Risk 2: Training Data Scarcity
Probability: Medium | Impact: Medium
Description: May not have enough diverse queries to train robust GNN model.
Mitigation:
- Use query augmentation (add noise, rotations)
- Pretrain on synthetic queries (random vectors)
- Fine-tune on actual workload
- Support transfer learning from similar datasets
- Provide pre-trained baseline model
Contingency: Start with simple heuristic-based routing (e.g., distance + degree) and upgrade to GNN later.
Risk 3: Model Generalization Failures
Probability: Low | Impact: High
Description: GNN trained on one dataset might not generalize to different embedding distributions.
Mitigation:
- Train on diverse datasets (text, images, multi-modal)
- Use domain-agnostic features (degree, distance, structure)
- Add online learning to adapt to new query patterns
- Provide model retraining tools
- Extensive evaluation on held-out datasets
Contingency: Support per-index model training for critical use cases.
Risk 4: Feature Cache Memory Bloat
Probability: Low | Impact: Medium
Description: Caching node/edge features could consume excessive memory on large graphs.
Mitigation:
- Use LRU eviction policy (keep only recent features)
- Set cache size limits (e.g., max 100MB)
- Make caching optional (can disable for low-memory environments)
- Use compressed feature representations
- Profile memory usage in Phase 3
Contingency: Disable feature caching by default, enable only for latency-critical workloads.
Risk 5: ONNX Compatibility Issues
Probability: Low | Impact: Medium
Description: ONNX runtime might not support specific GNN operations or have platform issues.
Mitigation:
- Use only standard ONNX ops (opset 14+)
- Test on multiple platforms (Linux, macOS, Windows)
- Provide model validation tool to check compatibility
- Fallback to pure Rust inference if ONNX unavailable
Contingency: Implement lightweight Rust-native GNN inference as fallback.
Risk 6: Regression in Recall
Probability: Medium | Impact: Critical
Description: GNN routing might skip true nearest neighbors, degrading result quality.

--*--

• _PROBLEMS AND TASKS_:
1) In the GNN risk list, rewrite everything from "Risk 3: Model" down to "(text, images, multi-modal)" with "embedding distributions" changed to "vector distributions".
2) Continue the GNN risk list from its last line.

--*--

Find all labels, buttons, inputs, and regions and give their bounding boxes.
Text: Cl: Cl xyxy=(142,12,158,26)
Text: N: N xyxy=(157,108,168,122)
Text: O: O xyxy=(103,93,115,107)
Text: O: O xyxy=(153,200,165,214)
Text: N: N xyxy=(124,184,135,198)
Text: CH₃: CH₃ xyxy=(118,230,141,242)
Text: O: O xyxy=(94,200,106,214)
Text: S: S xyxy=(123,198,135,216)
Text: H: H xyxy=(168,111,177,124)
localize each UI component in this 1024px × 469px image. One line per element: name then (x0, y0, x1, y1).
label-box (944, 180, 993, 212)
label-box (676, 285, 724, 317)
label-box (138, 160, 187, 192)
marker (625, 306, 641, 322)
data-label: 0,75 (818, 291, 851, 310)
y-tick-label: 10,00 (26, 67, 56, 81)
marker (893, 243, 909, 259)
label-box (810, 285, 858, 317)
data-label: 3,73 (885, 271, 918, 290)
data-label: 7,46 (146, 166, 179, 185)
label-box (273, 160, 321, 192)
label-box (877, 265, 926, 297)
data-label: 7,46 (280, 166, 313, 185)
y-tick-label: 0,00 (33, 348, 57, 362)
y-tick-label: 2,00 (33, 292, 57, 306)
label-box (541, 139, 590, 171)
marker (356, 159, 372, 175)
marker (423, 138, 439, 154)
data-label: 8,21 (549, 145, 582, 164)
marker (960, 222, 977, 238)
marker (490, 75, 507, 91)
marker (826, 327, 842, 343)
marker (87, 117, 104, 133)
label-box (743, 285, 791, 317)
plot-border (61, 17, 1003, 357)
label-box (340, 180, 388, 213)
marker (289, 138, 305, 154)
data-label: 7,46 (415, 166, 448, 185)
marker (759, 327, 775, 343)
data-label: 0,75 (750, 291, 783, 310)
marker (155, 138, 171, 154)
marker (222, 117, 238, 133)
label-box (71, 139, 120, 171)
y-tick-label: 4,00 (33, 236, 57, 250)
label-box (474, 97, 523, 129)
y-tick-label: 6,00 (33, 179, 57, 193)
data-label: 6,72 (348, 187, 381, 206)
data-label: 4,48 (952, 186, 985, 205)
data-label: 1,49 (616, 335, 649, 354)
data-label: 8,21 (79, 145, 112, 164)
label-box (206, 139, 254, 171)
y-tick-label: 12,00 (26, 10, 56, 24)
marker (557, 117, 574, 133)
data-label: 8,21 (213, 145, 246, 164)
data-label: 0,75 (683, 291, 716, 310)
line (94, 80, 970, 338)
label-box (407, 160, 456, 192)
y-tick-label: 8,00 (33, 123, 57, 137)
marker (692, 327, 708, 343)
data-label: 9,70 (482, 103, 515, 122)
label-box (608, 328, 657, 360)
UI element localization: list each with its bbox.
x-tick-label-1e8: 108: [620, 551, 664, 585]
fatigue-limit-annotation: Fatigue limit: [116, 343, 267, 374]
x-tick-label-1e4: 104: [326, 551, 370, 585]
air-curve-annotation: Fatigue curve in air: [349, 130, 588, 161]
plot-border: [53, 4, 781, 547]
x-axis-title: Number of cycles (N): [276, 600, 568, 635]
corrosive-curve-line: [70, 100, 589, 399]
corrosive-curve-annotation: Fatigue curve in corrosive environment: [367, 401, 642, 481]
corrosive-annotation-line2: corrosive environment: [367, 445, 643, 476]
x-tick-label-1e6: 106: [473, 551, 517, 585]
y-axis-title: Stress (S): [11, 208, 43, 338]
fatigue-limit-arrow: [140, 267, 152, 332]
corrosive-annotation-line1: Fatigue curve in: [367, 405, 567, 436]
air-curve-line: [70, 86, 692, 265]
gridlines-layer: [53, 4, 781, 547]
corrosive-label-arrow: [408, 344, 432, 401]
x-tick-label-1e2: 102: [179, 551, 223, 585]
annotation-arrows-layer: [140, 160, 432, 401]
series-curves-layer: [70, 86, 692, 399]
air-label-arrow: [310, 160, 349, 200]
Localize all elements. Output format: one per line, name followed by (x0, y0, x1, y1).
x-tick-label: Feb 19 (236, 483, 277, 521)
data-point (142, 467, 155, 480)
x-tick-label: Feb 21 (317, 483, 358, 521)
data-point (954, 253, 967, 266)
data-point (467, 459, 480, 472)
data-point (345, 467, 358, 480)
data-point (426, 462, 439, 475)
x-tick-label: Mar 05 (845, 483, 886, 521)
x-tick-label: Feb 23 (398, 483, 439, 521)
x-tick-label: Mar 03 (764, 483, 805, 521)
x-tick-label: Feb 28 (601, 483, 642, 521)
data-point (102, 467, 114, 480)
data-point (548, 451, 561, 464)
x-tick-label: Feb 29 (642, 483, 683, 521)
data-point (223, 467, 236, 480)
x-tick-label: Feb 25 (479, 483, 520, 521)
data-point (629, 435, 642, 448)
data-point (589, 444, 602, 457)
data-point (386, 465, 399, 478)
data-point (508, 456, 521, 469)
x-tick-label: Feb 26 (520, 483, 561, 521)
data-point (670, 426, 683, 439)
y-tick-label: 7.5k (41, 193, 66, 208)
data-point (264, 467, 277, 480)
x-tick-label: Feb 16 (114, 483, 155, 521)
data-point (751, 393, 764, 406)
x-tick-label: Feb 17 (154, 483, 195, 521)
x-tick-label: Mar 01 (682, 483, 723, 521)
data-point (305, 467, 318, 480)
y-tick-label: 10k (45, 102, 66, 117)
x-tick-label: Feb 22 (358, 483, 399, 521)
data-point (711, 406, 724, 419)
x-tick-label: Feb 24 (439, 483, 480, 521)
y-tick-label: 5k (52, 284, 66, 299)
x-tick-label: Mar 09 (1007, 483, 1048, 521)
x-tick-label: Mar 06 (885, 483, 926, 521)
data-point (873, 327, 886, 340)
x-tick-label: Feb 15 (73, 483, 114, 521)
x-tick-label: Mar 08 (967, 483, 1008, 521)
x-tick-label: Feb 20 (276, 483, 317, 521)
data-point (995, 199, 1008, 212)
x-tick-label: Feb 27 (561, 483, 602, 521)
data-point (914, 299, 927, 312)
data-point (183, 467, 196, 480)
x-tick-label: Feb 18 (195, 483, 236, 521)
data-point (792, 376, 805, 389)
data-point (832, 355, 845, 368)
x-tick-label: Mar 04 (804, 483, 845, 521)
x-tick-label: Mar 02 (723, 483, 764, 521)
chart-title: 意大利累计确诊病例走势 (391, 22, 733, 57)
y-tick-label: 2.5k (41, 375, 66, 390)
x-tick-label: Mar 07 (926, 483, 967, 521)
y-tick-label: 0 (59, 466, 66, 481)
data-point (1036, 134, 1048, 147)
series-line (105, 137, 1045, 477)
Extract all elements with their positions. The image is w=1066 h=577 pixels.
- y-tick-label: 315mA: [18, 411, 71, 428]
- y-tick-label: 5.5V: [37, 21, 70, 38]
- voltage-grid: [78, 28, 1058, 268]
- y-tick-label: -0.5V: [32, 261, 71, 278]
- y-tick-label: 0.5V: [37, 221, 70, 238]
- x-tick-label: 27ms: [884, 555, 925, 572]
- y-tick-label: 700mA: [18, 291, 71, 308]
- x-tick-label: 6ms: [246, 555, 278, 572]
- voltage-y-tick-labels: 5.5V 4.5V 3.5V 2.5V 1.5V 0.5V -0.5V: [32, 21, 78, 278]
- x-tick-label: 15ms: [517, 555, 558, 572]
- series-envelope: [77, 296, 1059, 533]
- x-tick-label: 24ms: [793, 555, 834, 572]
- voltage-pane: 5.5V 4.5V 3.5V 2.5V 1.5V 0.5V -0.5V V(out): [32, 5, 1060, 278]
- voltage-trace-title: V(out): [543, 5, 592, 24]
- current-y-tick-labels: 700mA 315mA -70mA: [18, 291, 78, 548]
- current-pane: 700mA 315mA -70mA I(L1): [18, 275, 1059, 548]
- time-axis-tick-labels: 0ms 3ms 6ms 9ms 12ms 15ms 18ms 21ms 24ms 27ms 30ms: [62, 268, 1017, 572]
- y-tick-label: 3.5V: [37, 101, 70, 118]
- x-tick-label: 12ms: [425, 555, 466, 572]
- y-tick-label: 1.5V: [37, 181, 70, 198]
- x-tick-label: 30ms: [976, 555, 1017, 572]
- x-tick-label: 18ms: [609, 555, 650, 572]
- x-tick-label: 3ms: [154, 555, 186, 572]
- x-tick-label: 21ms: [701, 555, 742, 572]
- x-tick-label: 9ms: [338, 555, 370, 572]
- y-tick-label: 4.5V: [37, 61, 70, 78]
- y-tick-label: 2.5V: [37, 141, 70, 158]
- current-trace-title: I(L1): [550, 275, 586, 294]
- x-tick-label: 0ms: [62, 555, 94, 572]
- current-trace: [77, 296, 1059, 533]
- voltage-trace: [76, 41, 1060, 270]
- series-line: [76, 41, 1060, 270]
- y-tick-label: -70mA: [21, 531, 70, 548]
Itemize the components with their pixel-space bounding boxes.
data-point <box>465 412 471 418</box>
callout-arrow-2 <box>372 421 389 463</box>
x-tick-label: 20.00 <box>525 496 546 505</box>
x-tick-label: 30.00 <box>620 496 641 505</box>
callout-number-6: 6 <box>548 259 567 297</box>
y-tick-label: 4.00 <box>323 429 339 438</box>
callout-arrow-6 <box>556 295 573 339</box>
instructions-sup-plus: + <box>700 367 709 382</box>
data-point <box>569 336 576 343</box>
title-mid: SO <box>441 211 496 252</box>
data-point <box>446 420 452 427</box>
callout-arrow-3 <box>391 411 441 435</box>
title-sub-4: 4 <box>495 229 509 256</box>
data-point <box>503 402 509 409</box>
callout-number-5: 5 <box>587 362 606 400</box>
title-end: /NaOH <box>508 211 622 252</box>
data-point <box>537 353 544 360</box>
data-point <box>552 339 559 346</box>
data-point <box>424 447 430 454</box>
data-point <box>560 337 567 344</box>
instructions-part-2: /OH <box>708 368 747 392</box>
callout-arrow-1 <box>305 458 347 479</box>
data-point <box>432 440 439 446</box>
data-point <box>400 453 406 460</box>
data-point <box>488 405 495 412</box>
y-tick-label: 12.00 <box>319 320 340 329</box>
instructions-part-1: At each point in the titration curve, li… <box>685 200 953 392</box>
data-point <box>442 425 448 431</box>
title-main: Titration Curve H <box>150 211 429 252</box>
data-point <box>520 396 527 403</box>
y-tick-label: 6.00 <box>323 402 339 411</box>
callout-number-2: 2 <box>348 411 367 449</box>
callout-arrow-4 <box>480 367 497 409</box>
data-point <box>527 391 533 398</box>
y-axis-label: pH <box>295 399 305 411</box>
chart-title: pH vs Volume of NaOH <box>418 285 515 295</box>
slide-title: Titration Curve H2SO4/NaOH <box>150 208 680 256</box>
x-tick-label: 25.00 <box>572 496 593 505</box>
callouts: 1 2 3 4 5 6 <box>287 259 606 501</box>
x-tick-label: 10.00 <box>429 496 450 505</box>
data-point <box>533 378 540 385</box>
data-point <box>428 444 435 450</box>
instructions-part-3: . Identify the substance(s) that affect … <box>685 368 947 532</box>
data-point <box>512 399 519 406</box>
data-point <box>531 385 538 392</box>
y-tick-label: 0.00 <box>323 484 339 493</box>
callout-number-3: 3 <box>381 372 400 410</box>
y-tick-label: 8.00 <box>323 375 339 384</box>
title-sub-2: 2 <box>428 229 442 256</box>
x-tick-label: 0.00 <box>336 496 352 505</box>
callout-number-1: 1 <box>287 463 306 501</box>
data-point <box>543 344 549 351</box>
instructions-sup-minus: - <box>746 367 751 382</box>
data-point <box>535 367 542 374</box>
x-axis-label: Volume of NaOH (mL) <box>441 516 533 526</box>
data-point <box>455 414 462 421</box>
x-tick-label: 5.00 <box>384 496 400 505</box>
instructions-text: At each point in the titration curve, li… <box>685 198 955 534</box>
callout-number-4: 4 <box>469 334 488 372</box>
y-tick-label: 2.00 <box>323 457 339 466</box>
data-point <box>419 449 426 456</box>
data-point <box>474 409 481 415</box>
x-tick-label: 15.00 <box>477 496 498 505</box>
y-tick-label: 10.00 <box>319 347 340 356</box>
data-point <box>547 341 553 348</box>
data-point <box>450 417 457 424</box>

--*--

• _OUTPUTS BY TASK_:
1)
Risk 3: Model Generalization Failures
Probability: Low | Impact: High
Description: GNN trained on one dataset might not generalize to different vector distributions.
Mitigation:
- Train on diverse datasets (text, images, multi-modal)

2)
Mitigation:
- Extensive recall testing in Phase 2
- Set minimum recall threshold (≥95% of baseline)
- Add recall monitoring in production
- Use hybrid mode (GNN + distance heuristic) for safety
- Comprehensive regression test suite
Contingency: If recall drops, increase hybrid_alpha to rely more on distance heuristic, or disable GNN routing entirely.
Summary Risk Matrix
| Risk | Probability | Impact | Mitigation Priority |
|---|---|---|---|
| GNN inference overhead | Medium | High | HIGH - Profile early |
| Training data scarcity | Medium | Medium | Medium - Augmentation |
| Model generalization | Low | High | Medium - Diverse training |
| Feature cache bloat | Low | Medium | Low - Monitor in Phase 3 |
| ONNX compatibility | Low | Medium | Low - Validation tools |
| Recall regression | Medium | Critical | HIGH - Regression tests |
Next Steps
- Prototype Phase 1: Build minimal GNN routing with mock model (1 week)
- Collect Training Data: Run 100K queries on existing HNSW, log trajectories (3 days)
- Train Initial Model: Use collected data to train baseline GAT model (2 days)
- Integration Testing: Plug GNN into HNSW, measure initial performance (1 week)
- Iterate: Optimize based on profiling results (ongoing)
Key Decision Points:
- After Phase 1: Is GNN inference fast enough? (<5ms target)
- After Phase 2: Does GNN improve QPS? (>10% required to continue)
- After Phase 3: Does GNN meet all success metrics? (Go/No-Go for Phase 4)